• _Problem details_
An exact copy of all the data is required, with pictures left out.

================

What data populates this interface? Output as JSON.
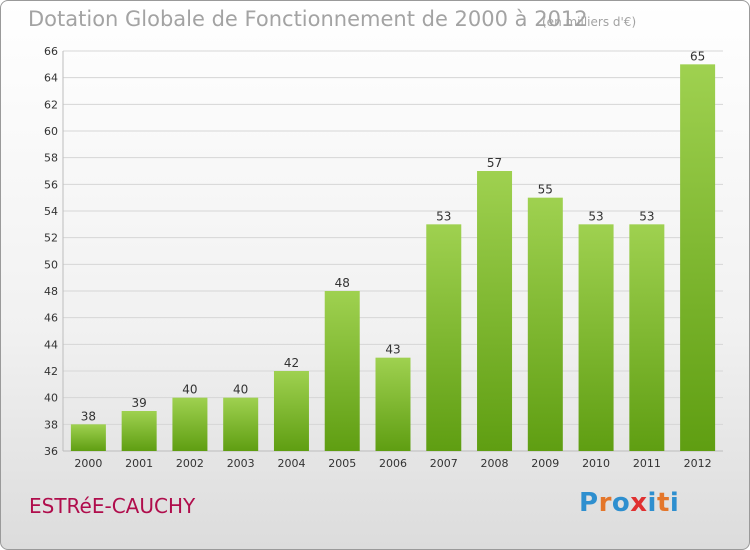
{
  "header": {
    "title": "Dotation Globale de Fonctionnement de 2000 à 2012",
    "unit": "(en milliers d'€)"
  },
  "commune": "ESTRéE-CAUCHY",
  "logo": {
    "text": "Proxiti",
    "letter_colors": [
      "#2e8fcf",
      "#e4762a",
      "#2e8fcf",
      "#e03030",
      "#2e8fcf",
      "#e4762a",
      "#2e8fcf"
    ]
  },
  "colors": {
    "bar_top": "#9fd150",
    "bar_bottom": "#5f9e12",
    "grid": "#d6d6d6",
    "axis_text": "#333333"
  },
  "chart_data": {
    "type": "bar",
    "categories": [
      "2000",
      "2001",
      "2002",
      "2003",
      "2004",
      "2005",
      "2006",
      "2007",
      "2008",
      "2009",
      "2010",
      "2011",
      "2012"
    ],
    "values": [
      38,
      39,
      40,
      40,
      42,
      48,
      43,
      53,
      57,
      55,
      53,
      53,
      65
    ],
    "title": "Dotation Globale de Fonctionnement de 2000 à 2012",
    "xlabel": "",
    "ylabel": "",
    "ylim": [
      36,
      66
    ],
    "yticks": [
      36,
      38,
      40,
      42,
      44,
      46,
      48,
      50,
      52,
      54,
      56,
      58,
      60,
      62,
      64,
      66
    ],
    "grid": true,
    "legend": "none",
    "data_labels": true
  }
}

================

• _Exercise answer_
What data populates this interface? Output as JSON.
{
  "header": {
    "title": "Dotation Globale de Fonctionnement de 2000 à 2012",
    "unit": "(en milliers d'€)"
  },
  "commune": "ESTRéE-CAUCHY",
  "logo": {
    "text": "Proxiti",
    "letter_colors": [
      "#2e8fcf",
      "#e4762a",
      "#2e8fcf",
      "#e03030",
      "#2e8fcf",
      "#e4762a",
      "#2e8fcf"
    ]
  },
  "colors": {
    "bar_top": "#9fd150",
    "bar_bottom": "#5f9e12",
    "grid": "#d6d6d6",
    "axis_text": "#333333"
  },
  "chart_data": {
    "type": "bar",
    "categories": [
      "2000",
      "2001",
      "2002",
      "2003",
      "2004",
      "2005",
      "2006",
      "2007",
      "2008",
      "2009",
      "2010",
      "2011",
      "2012"
    ],
    "values": [
      38,
      39,
      40,
      40,
      42,
      48,
      43,
      53,
      57,
      55,
      53,
      53,
      65
    ],
    "title": "Dotation Globale de Fonctionnement de 2000 à 2012",
    "xlabel": "",
    "ylabel": "",
    "ylim": [
      36,
      66
    ],
    "yticks": [
      36,
      38,
      40,
      42,
      44,
      46,
      48,
      50,
      52,
      54,
      56,
      58,
      60,
      62,
      64,
      66
    ],
    "grid": true,
    "legend": "none",
    "data_labels": true
  }
}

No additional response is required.